_How to complete this task_: Every line with the string "einem" in it belongs in your answer, so copy them all from the data.

_Supplied records_:
'''

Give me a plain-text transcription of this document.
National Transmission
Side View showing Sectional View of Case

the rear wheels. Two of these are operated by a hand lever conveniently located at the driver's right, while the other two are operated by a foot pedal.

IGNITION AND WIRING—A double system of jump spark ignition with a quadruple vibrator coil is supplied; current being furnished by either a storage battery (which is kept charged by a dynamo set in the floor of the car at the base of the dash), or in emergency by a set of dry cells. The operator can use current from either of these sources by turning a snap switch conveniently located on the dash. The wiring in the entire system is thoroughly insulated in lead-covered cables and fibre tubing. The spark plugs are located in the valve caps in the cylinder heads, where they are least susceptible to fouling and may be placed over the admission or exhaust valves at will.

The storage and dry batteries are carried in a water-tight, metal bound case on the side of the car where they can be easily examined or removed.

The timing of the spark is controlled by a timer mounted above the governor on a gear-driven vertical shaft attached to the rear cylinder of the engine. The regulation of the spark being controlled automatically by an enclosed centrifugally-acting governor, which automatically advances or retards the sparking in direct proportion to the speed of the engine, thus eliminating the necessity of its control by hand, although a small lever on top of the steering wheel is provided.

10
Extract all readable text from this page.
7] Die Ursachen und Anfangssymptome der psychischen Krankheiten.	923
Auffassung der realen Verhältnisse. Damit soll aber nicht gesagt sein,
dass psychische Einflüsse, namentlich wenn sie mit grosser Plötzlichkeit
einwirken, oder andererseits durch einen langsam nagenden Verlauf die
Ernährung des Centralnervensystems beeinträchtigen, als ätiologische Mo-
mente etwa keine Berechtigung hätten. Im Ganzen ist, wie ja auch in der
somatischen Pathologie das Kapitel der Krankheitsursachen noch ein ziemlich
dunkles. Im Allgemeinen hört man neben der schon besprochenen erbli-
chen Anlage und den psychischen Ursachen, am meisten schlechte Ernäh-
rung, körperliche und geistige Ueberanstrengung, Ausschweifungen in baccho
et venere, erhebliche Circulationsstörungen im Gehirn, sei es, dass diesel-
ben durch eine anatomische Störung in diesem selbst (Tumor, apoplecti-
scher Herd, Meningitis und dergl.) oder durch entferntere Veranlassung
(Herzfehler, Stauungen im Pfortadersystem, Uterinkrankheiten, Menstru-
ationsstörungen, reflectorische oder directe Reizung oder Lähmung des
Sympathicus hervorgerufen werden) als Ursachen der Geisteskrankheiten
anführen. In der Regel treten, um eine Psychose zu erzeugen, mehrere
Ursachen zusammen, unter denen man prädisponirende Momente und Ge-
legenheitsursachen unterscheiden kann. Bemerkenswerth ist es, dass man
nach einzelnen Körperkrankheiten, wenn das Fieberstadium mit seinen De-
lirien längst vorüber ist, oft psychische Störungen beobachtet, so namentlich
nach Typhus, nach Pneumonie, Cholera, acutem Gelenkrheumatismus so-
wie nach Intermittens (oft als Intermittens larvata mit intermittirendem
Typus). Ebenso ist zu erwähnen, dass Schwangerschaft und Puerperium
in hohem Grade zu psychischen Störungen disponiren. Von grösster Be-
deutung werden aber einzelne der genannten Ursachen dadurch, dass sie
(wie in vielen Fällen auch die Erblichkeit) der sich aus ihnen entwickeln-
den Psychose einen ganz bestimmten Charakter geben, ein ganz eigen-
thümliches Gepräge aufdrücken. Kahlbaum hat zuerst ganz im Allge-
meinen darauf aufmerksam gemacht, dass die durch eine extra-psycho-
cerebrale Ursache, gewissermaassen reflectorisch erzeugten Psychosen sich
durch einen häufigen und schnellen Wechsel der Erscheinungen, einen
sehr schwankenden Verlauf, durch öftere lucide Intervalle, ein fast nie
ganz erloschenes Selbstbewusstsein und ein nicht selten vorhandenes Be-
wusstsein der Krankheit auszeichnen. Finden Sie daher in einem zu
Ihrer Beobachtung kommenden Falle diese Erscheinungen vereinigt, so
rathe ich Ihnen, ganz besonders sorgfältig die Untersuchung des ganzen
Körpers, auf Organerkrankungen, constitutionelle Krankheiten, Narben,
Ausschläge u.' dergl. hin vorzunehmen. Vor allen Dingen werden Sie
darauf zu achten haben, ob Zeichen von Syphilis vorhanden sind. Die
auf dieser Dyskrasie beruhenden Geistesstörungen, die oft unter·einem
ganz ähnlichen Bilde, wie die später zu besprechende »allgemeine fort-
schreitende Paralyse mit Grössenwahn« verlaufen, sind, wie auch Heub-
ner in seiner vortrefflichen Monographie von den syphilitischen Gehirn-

'''

_Your response_:
wusstsein der Krankheit auszeichnen. Finden Sie daher in einem zu
auf dieser Dyskrasie beruhenden Geistesstörungen, die oft unter·einem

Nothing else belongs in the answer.